(Beginning of SUPPLIED ENTRIES)

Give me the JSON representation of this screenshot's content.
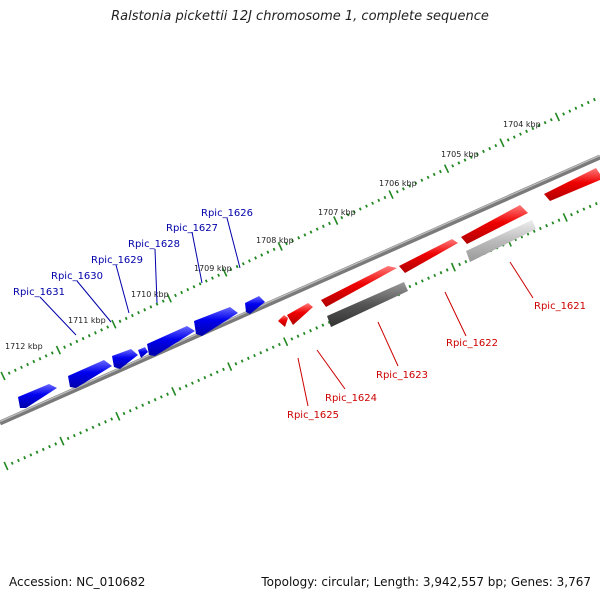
{
  "title": "Ralstonia pickettii 12J chromosome 1, complete sequence",
  "footer": {
    "accession": "Accession: NC_010682",
    "summary": "Topology: circular; Length: 3,942,557 bp; Genes: 3,767"
  },
  "colors": {
    "forward_gene": "#ee0000",
    "reverse_gene": "#0000dd",
    "pseudo_dark": "#555555",
    "pseudo_light": "#bbbbbb",
    "backbone": "#777777",
    "tick": "#228822",
    "label_forward": "#cc0000",
    "label_reverse": "#0000aa"
  },
  "kbp_labels": [
    "1704 kbp",
    "1705 kbp",
    "1706 kbp",
    "1707 kbp",
    "1708 kbp",
    "1709 kbp",
    "1710 kbp",
    "1711 kbp",
    "1712 kbp"
  ],
  "genes_forward": [
    "Rpic_1621",
    "Rpic_1622",
    "Rpic_1623",
    "Rpic_1624",
    "Rpic_1625"
  ],
  "genes_reverse": [
    "Rpic_1626",
    "Rpic_1627",
    "Rpic_1628",
    "Rpic_1629",
    "Rpic_1630",
    "Rpic_1631"
  ]
}
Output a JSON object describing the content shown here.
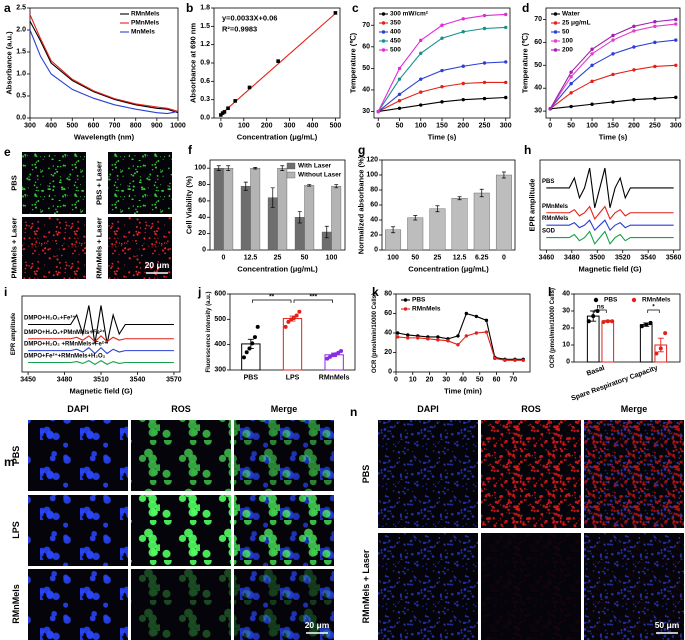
{
  "chart_data": [
    {
      "label": "a",
      "type": "line",
      "xlabel": "Wavelength (nm)",
      "ylabel": "Absorbance (a.u.)",
      "x": [
        300,
        350,
        400,
        500,
        600,
        700,
        800,
        900,
        950,
        1000
      ],
      "xlim": [
        300,
        1000
      ],
      "xticks": [
        300,
        400,
        500,
        600,
        700,
        800,
        900,
        1000
      ],
      "ylim": [
        0,
        2.5
      ],
      "yticks": [
        {
          "value": 0,
          "label": "0.0"
        },
        {
          "value": 0.5,
          "label": "0.5"
        },
        {
          "value": 1,
          "label": "1.0"
        },
        {
          "value": 1.5,
          "label": "1.5"
        },
        {
          "value": 2,
          "label": "2.0"
        },
        {
          "value": 2.5,
          "label": "2.5"
        }
      ],
      "legend": "upper right",
      "series": [
        {
          "name": "RMnMels",
          "color": "#000000",
          "values": [
            2.2,
            1.75,
            1.25,
            0.85,
            0.6,
            0.42,
            0.3,
            0.22,
            0.2,
            0.12
          ]
        },
        {
          "name": "PMnMels",
          "color": "#e32119",
          "values": [
            2.35,
            1.8,
            1.3,
            0.88,
            0.62,
            0.44,
            0.32,
            0.25,
            0.22,
            0.15
          ]
        },
        {
          "name": "MnMels",
          "color": "#2b3fd6",
          "values": [
            2.0,
            1.4,
            1.0,
            0.65,
            0.45,
            0.3,
            0.2,
            0.12,
            0.1,
            0.15
          ]
        }
      ]
    },
    {
      "label": "b",
      "type": "scatter",
      "xlabel": "Concentration (μg/mL)",
      "ylabel": "Absorbance at 690 nm",
      "xlim": [
        -30,
        520
      ],
      "xticks": [
        0,
        100,
        200,
        300,
        400,
        500
      ],
      "ylim": [
        0,
        1.8
      ],
      "yticks": [
        {
          "value": 0,
          "label": "0.0"
        },
        0.3,
        0.6,
        0.9,
        1.2,
        1.5,
        1.8
      ],
      "annotations": [
        "y=0.0033X+0.06",
        "R²=0.9983"
      ],
      "series": [
        {
          "color": "#e32119",
          "mode": "line",
          "x": [
            0,
            500
          ],
          "values": [
            0.06,
            1.71
          ]
        },
        {
          "color": "#000000",
          "mode": "markers",
          "x": [
            0,
            7.8,
            15.6,
            31.25,
            62.5,
            125,
            250,
            500
          ],
          "values": [
            0.05,
            0.08,
            0.1,
            0.16,
            0.28,
            0.5,
            0.93,
            1.72
          ]
        }
      ]
    },
    {
      "label": "c",
      "type": "line",
      "markers": true,
      "xlabel": "Time (s)",
      "ylabel": "Temperature (℃)",
      "x": [
        0,
        50,
        100,
        150,
        200,
        250,
        300
      ],
      "xlim": [
        -10,
        310
      ],
      "xticks": [
        0,
        50,
        100,
        150,
        200,
        250,
        300
      ],
      "ylim": [
        27,
        78
      ],
      "yticks": [
        30,
        40,
        50,
        60,
        70
      ],
      "legend": "upper left",
      "series": [
        {
          "name": "300 mW/cm²",
          "color": "#000000",
          "values": [
            30,
            31.5,
            33,
            34.5,
            35.5,
            36,
            36.5
          ]
        },
        {
          "name": "350",
          "color": "#e32119",
          "values": [
            30,
            35,
            39,
            41.5,
            43,
            43.5,
            43.5
          ]
        },
        {
          "name": "400",
          "color": "#2b3fd6",
          "values": [
            30,
            38,
            45,
            49,
            51,
            52.5,
            53
          ]
        },
        {
          "name": "450",
          "color": "#16908c",
          "values": [
            30,
            45,
            57,
            64,
            67,
            68.5,
            69
          ]
        },
        {
          "name": "500",
          "color": "#e22ad6",
          "values": [
            30,
            50,
            63,
            70,
            73,
            74.5,
            75
          ]
        }
      ]
    },
    {
      "label": "d",
      "type": "line",
      "markers": true,
      "xlabel": "Time (s)",
      "ylabel": "Temperature (℃)",
      "x": [
        0,
        50,
        100,
        150,
        200,
        250,
        300
      ],
      "xlim": [
        -10,
        310
      ],
      "xticks": [
        0,
        50,
        100,
        150,
        200,
        250,
        300
      ],
      "ylim": [
        27,
        75
      ],
      "yticks": [
        30,
        40,
        50,
        60,
        70
      ],
      "legend": "upper left",
      "series": [
        {
          "name": "Water",
          "color": "#000000",
          "values": [
            31,
            32,
            33,
            34,
            35,
            35.5,
            36
          ]
        },
        {
          "name": "25 μg/mL",
          "color": "#e32119",
          "values": [
            31,
            38,
            43,
            46,
            48,
            49.5,
            50
          ]
        },
        {
          "name": "50",
          "color": "#2b3fd6",
          "values": [
            31,
            42,
            50,
            55,
            58,
            60,
            61
          ]
        },
        {
          "name": "100",
          "color": "#e040c8",
          "values": [
            31,
            45,
            55,
            61,
            65,
            67,
            68
          ]
        },
        {
          "name": "200",
          "color": "#a020b0",
          "values": [
            31,
            47,
            57,
            63,
            67,
            69,
            70
          ]
        }
      ]
    },
    {
      "label": "f",
      "type": "bar",
      "xlabel": "Concentration (μg/mL)",
      "ylabel": "Cell Viability (%)",
      "categories": [
        "0",
        "12.5",
        "25",
        "50",
        "100"
      ],
      "ylim": [
        0,
        110
      ],
      "yticks": [
        0,
        20,
        40,
        60,
        80,
        100
      ],
      "legend": "upper right",
      "series": [
        {
          "name": "With Laser",
          "color": "#6e6e6e",
          "values": [
            100,
            78,
            64,
            40,
            22
          ],
          "errors": [
            3,
            5,
            12,
            7,
            7
          ]
        },
        {
          "name": "Without Laser",
          "color": "#b4b4b4",
          "values": [
            100,
            100,
            100,
            79,
            78
          ],
          "errors": [
            3,
            1,
            3,
            1,
            2
          ]
        }
      ]
    },
    {
      "label": "g",
      "type": "bar",
      "xlabel": "Concentration (μg/mL)",
      "ylabel": "Normalized absorbance (%)",
      "categories": [
        "100",
        "50",
        "25",
        "12.5",
        "6.25",
        "0"
      ],
      "ylim": [
        0,
        120
      ],
      "yticks": [
        0,
        20,
        40,
        60,
        80,
        100,
        120
      ],
      "series": [
        {
          "color": "#bdbdbd",
          "values": [
            27,
            43,
            55,
            69,
            76,
            100
          ],
          "errors": [
            4,
            3,
            4,
            2,
            5,
            4
          ]
        }
      ]
    },
    {
      "label": "h",
      "type": "line",
      "legend": "inline",
      "xlabel": "Magnetic field (G)",
      "ylabel": "EPR amplitude",
      "x": [
        3460,
        3478,
        3482,
        3486,
        3490,
        3494,
        3498,
        3502,
        3506,
        3510,
        3514,
        3518,
        3522,
        3526,
        3530,
        3545,
        3560
      ],
      "xlim": [
        3455,
        3565
      ],
      "xticks": [
        3460,
        3480,
        3500,
        3520,
        3540,
        3560
      ],
      "ylim": [
        -1,
        13.5
      ],
      "series": [
        {
          "name": "PBS",
          "color": "#000000",
          "values": [
            9,
            9,
            10.6,
            7.4,
            9,
            12.2,
            5.8,
            9,
            12.2,
            5.8,
            9,
            10.6,
            7.4,
            9,
            9,
            9,
            9
          ]
        },
        {
          "name": "PMnMels",
          "color": "#e32119",
          "values": [
            5,
            5,
            5.5,
            4.5,
            5,
            6,
            4,
            5,
            6,
            4,
            5,
            5.5,
            4.5,
            5,
            5,
            5,
            5
          ]
        },
        {
          "name": "RMnMels",
          "color": "#2b3fd6",
          "values": [
            3,
            3,
            3.4,
            2.6,
            3,
            3.8,
            2.2,
            3,
            3.8,
            2.2,
            3,
            3.4,
            2.6,
            3,
            3,
            3,
            3
          ]
        },
        {
          "name": "SOD",
          "color": "#16a04a",
          "values": [
            1,
            1,
            1.5,
            0.5,
            1,
            2,
            0,
            1,
            2,
            0,
            1,
            1.5,
            0.5,
            1,
            1,
            1,
            1
          ]
        }
      ]
    },
    {
      "label": "i",
      "type": "line",
      "legend": "inline",
      "xlabel": "Magnetic field (G)",
      "ylabel": "EPR amplitude",
      "x": [
        3450,
        3485,
        3490,
        3495,
        3500,
        3505,
        3510,
        3515,
        3520,
        3525,
        3530,
        3570
      ],
      "xlim": [
        3445,
        3575
      ],
      "xticks": [
        3450,
        3480,
        3510,
        3540,
        3570
      ],
      "ylim": [
        -1,
        15
      ],
      "series": [
        {
          "name": "DMPO+H₂O₂+Fe²⁺",
          "color": "#000000",
          "values": [
            9,
            9,
            11,
            7,
            13,
            5,
            13,
            5,
            11,
            7,
            9,
            9
          ]
        },
        {
          "name": "DMPO+H₂O₂+PMnMels+Fe²⁺",
          "color": "#e32119",
          "values": [
            6,
            6,
            6.3,
            5.7,
            6.6,
            5.4,
            6.6,
            5.4,
            6.3,
            5.7,
            6,
            6
          ]
        },
        {
          "name": "DMPO+H₂O₂ +RMnMels+Fe²⁺",
          "color": "#2b3fd6",
          "values": [
            3.5,
            3.5,
            3.8,
            3.2,
            4.1,
            2.9,
            4.1,
            2.9,
            3.8,
            3.2,
            3.5,
            3.5
          ]
        },
        {
          "name": "DMPO+Fe²⁺+RMnMels+H₂O₂",
          "color": "#16a04a",
          "values": [
            1,
            1,
            1.2,
            0.8,
            1.4,
            0.6,
            1.4,
            0.6,
            1.2,
            0.8,
            1,
            1
          ]
        }
      ]
    },
    {
      "label": "j",
      "type": "dotbar",
      "ylabel": "Fluorescence intensity (a.u.)",
      "categories": [
        "PBS",
        "LPS",
        "RMnMels"
      ],
      "colors": [
        "#000000",
        "#e32119",
        "#8a2be2"
      ],
      "values": [
        403,
        503,
        360
      ],
      "errors": [
        18,
        10,
        7
      ],
      "points": [
        [
          350,
          370,
          385,
          405,
          430,
          470
        ],
        [
          470,
          490,
          500,
          505,
          515,
          530
        ],
        [
          345,
          352,
          358,
          362,
          368,
          375
        ]
      ],
      "ylim": [
        300,
        600
      ],
      "yticks": [
        300,
        400,
        500,
        600
      ],
      "significance": [
        "**",
        "***"
      ]
    },
    {
      "label": "k",
      "type": "line",
      "markers": true,
      "xlabel": "Time (min)",
      "ylabel": "OCR (pmol/min/10000 Cells)",
      "x": [
        1,
        7,
        13,
        19,
        25,
        31,
        37,
        42,
        48,
        54,
        59,
        65,
        71,
        76
      ],
      "xlim": [
        0,
        80
      ],
      "xticks": [
        0,
        10,
        20,
        30,
        40,
        50,
        60,
        70
      ],
      "ylim": [
        0,
        80
      ],
      "yticks": [
        0,
        20,
        40,
        60,
        80
      ],
      "legend": "upper left",
      "series": [
        {
          "name": "PBS",
          "color": "#000000",
          "values": [
            40,
            38,
            37,
            36,
            36,
            34,
            37,
            60,
            57,
            53,
            15,
            13,
            13,
            13
          ]
        },
        {
          "name": "RMnMels",
          "color": "#e32119",
          "values": [
            36,
            35,
            35,
            34,
            33,
            32,
            28,
            37,
            40,
            41,
            14,
            12,
            12,
            12
          ]
        }
      ]
    },
    {
      "label": "l",
      "type": "dotbar",
      "ylabel": "OCR (pmol/min/10000 Cells)",
      "categories": [
        "Basal",
        "Spare Respiratory Capacity"
      ],
      "ylim": [
        0,
        40
      ],
      "yticks": [
        0,
        10,
        20,
        30,
        40
      ],
      "legend": "upper center",
      "significance": [
        "ns",
        "*"
      ],
      "series": [
        {
          "name": "PBS",
          "color": "#000000",
          "values": [
            27,
            22
          ],
          "errors": [
            3,
            1
          ],
          "points": [
            [
              24,
              27,
              30
            ],
            [
              21,
              22,
              23
            ]
          ]
        },
        {
          "name": "RMnMels",
          "color": "#e32119",
          "values": [
            24,
            10
          ],
          "errors": [
            0.5,
            4
          ],
          "points": [
            [
              23.5,
              24,
              24
            ],
            [
              5,
              8,
              17
            ]
          ]
        }
      ]
    }
  ],
  "image_panels": [
    {
      "label": "e",
      "tiles": [
        "PBS",
        "PBS + Laser",
        "PMnMels + Laser",
        "RMnMels + Laser"
      ],
      "scale_bar": "20 μm"
    },
    {
      "label": "m",
      "columns": [
        "DAPI",
        "ROS",
        "Merge"
      ],
      "rows": [
        "PBS",
        "LPS",
        "RMnMels"
      ],
      "scale_bar": "20 μm"
    },
    {
      "label": "n",
      "columns": [
        "DAPI",
        "ROS",
        "Merge"
      ],
      "rows": [
        "PBS",
        "RMnMels + Laser"
      ],
      "scale_bar": "50 μm"
    }
  ]
}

(End of SUPPLIED ENTRIES)

## PROBLEM TO WORK ON
From the entries above, extract each line containing "Laser".

## WORKED SOLUTION
          "name": "With Laser",
          "name": "Without Laser",
        "PBS + Laser",
        "PMnMels + Laser",
        "RMnMels + Laser"
        "RMnMels + Laser"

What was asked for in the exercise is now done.